INPUT ROWS —
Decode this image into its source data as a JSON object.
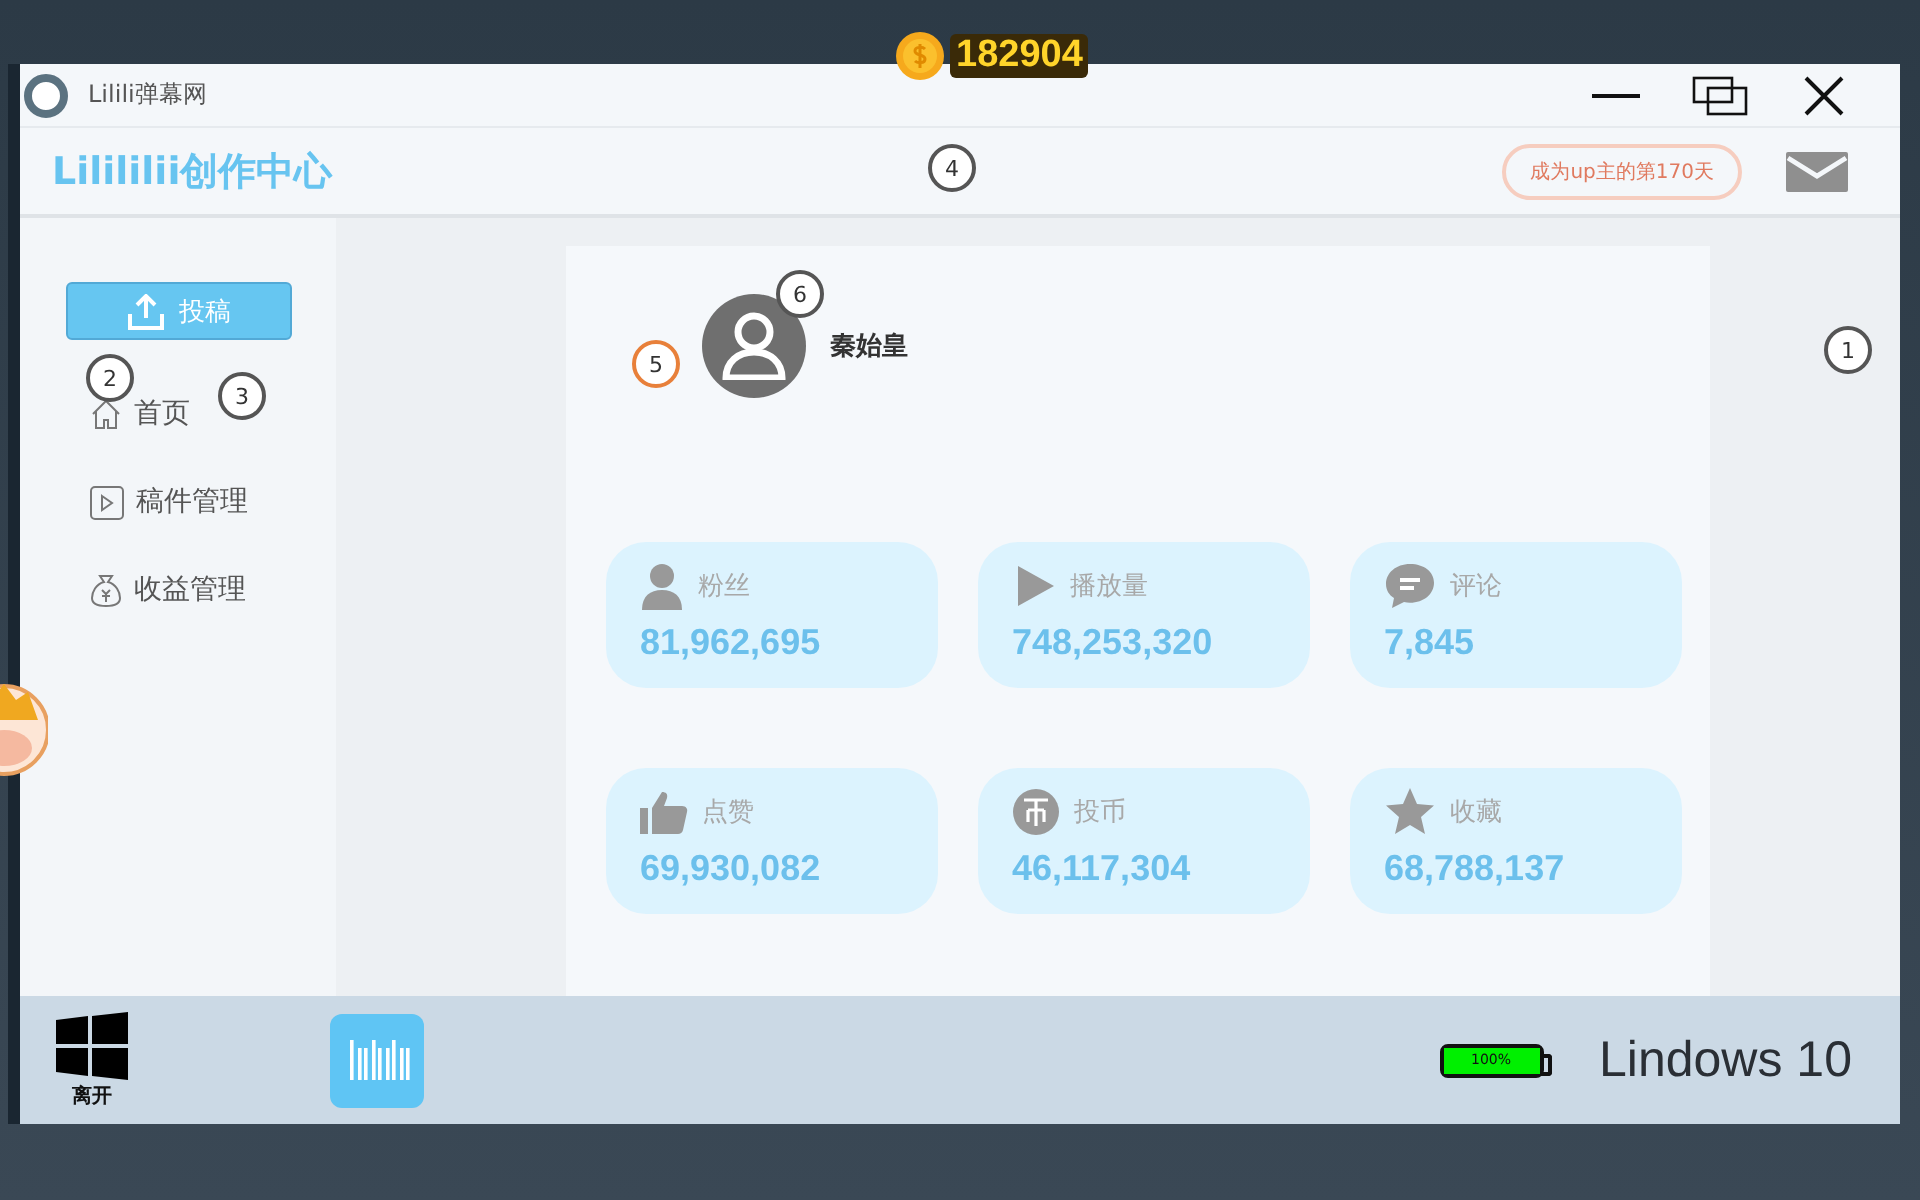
{
  "coins": "182904",
  "window": {
    "title": "Lilili弹幕网"
  },
  "header": {
    "title": "Lilililii创作中心",
    "badge": "成为up主的第170天"
  },
  "sidebar": {
    "upload_button": "投稿",
    "items": [
      {
        "label": "首页",
        "kind": "home"
      },
      {
        "label": "稿件管理",
        "kind": "video"
      },
      {
        "label": "收益管理",
        "kind": "money"
      }
    ]
  },
  "profile": {
    "name": "秦始皇"
  },
  "stats": [
    {
      "label": "粉丝",
      "value": "81,962,695",
      "kind": "fans"
    },
    {
      "label": "播放量",
      "value": "748,253,320",
      "kind": "play"
    },
    {
      "label": "评论",
      "value": "7,845",
      "kind": "comment"
    },
    {
      "label": "点赞",
      "value": "69,930,082",
      "kind": "like"
    },
    {
      "label": "投币",
      "value": "46,117,304",
      "kind": "coin"
    },
    {
      "label": "收藏",
      "value": "68,788,137",
      "kind": "star"
    }
  ],
  "markers": [
    {
      "label": "1",
      "color": "#555555"
    },
    {
      "label": "2",
      "color": "#555555"
    },
    {
      "label": "3",
      "color": "#555555"
    },
    {
      "label": "4",
      "color": "#555555"
    },
    {
      "label": "5",
      "color": "#e8803a"
    },
    {
      "label": "6",
      "color": "#555555"
    }
  ],
  "taskbar": {
    "start_label": "离开",
    "battery": {
      "level": 1,
      "reading": "100%"
    },
    "os_name": "Lindows 10"
  }
}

TASK TO CARRY OUT — Which lines in the data above contain "value"? Show each one.

COMPLETED TASK —
      "value": "81,962,695",
      "value": "748,253,320",
      "value": "7,845",
      "value": "69,930,082",
      "value": "46,117,304",
      "value": "68,788,137",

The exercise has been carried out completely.